» Text shown:
══════════

HOMEPAGE             | Cinema listings: Index | 1939 | 1940 | 1941 | 1942 | 1943 | 1944 | 1945 |
 
Avenue Cinema

On this page is a brief description of the Avenue Cinema, a hub for social life and a great source of news for local people and billeted service personnel.  Follow the dated links above to view what movies were presented during the war years, although this list is so far incomplete.
All film titles and times are taken from contemporary local newspapers, The Bury Free Press.

During the war the cinema was experiencing a boom.  In Brandon every viewing would attract hundred's of people, with queues stretching over 100 yards down the Avenue.  While metal railings and fixtures were being dismantled across the nation for salvage, as demanded by the Government, to aid the war effort, the local council took the extraordinary decision to erect new iron railings on the steps of the Avenue Cinema in Brandon in an attempt to file the people in through the doors as a safety measure.  When you consider that there was just the one screen, multiplexes were unheard of in wartime, this illustrates the Brandon public's interest in going to the cinema.

══════════

» Data records:
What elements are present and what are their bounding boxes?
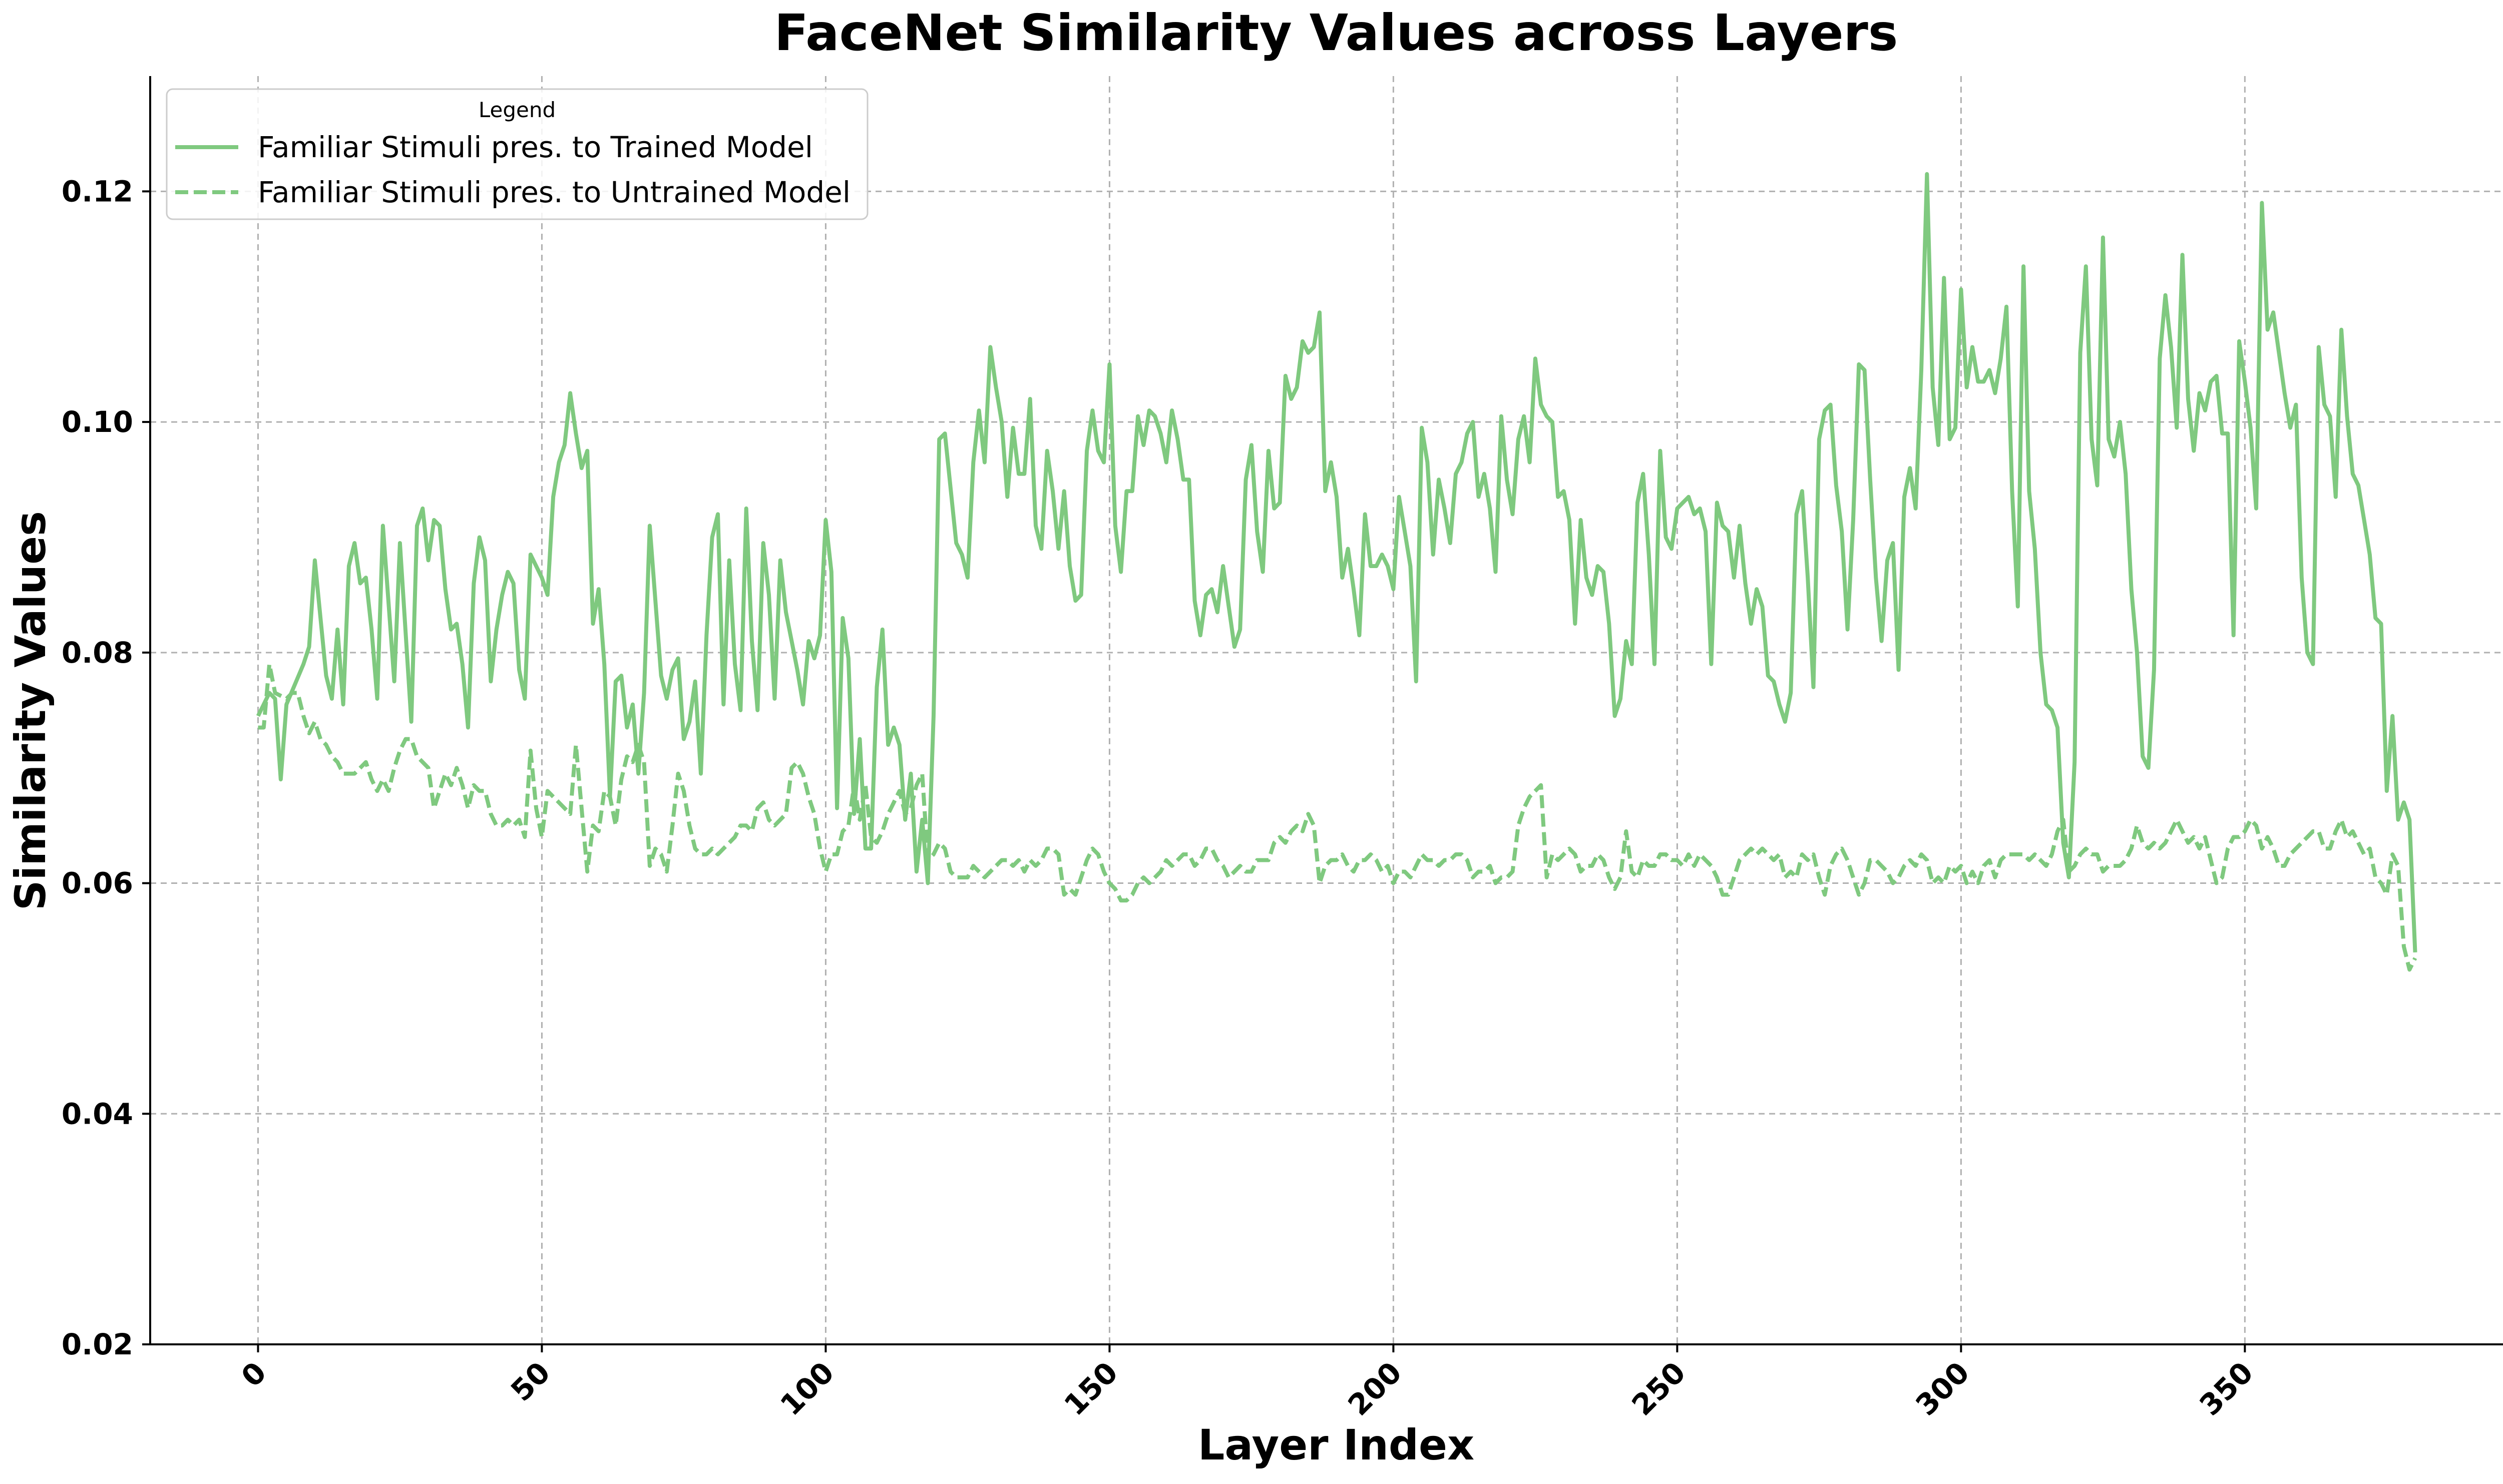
series-line-trained xyxy=(256,172,2417,952)
y-tick-label: 0.12 xyxy=(62,174,133,208)
legend-title: Legend xyxy=(479,98,556,122)
y-axis-label: Similarity Values xyxy=(6,511,55,910)
grid-lines xyxy=(150,76,2503,1344)
y-tick-label: 0.02 xyxy=(62,1327,133,1361)
legend-entry-untrained: Familiar Stimuli pres. to Untrained Mode… xyxy=(258,175,851,209)
y-tick-label: 0.06 xyxy=(62,866,133,900)
axes xyxy=(142,76,2503,1352)
legend-box xyxy=(166,88,869,220)
legend-entry-trained: Familiar Stimuli pres. to Trained Model xyxy=(258,130,813,164)
x-axis-label: Layer Index xyxy=(1198,1420,1474,1469)
series-line-untrained xyxy=(258,662,2417,972)
y-tick-label: 0.04 xyxy=(62,1097,133,1131)
series-lines xyxy=(256,172,2417,972)
chart-title: FaceNet Similarity Values across Layers xyxy=(774,4,1898,62)
legend: Legend Familiar Stimuli pres. to Trained… xyxy=(166,88,869,220)
y-tick-label: 0.10 xyxy=(62,405,133,439)
y-tick-label: 0.08 xyxy=(62,636,133,670)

══════════

» Requirements:
• A. Write out the passage of the Avenue Cinema page starting with "During the war the" and going on through "to the cinema.".
• B. Render this sentence from the Avenue Cinema page in Spanish: "All film titles and times are taken from contemporary local newspapers, The Bury Free Press."
• C. Carry on the Avenue Cinema page from its final sentence.
The material has no role here.

» Expected responses:
• A.
During the war the cinema was experiencing a boom.  In Brandon every viewing would attract hundred's of people, with queues stretching over 100 yards down the Avenue.  While metal railings and fixtures were being dismantled across the nation for salvage, as demanded by the Government, to aid the war effort, the local council took the extraordinary decision to erect new iron railings on the steps of the Avenue Cinema in Brandon in an attempt to file the people in through the doors as a safety measure.  When you consider that there was just the one screen, multiplexes were unheard of in wartime, this illustrates the Brandon public's interest in going to the cinema.

• B. Todos los títulos de las películas y los horarios están tomados de periódicos locales de la época, The Bury Free Press.

• C.
Here you could imagine you were Errol Flynn or Joan Blondell.  If you wanted laughs then Bob Hope or George Formby would entertain you.  But for some going to the movies was a means to catch up with the latest news from the war fronts and the Pathe News showed pictures of war from across the globe.

Most towns had at least one cinema and many were described by locals as 'flea pits' because they were old, dark and smelly.  But not The Avenue in Brandon, this was a state-of-the-art building and would attract bus loads of people from the surrounding villages.

Many of it's Art Decor features still exist, although it's use has since changed to a modern Bingo Hall.  The Bingo hall still attracts bus loads of people from the neighbouring villages albeit for a different type of entertainment


1940s Cinema in 20th Century Brandon


Personal recollections
Here I have included some references to the Brandon cinema as told to me by Brandon residents who visited, or worked, there during the war.

"As a kid I used to work as an assistant in the Cinema.  My jobs included spraying scent in the cinema, playing records, fading the music, opening the curtains and to make sure the exit lights were working.  The Commissionaire was a man named Bert Talbot and he wore a maroon coat until I think Bob Cole took that job over.
The most expensive seats cost 2s 9d, I think that's about 13½p in modern money.  Next in price the seats cost 2s 3d, 1s 6d and the cheapest were the front ones at 3d.  Right at the back of the cinema there were double seats for 'courting couples'."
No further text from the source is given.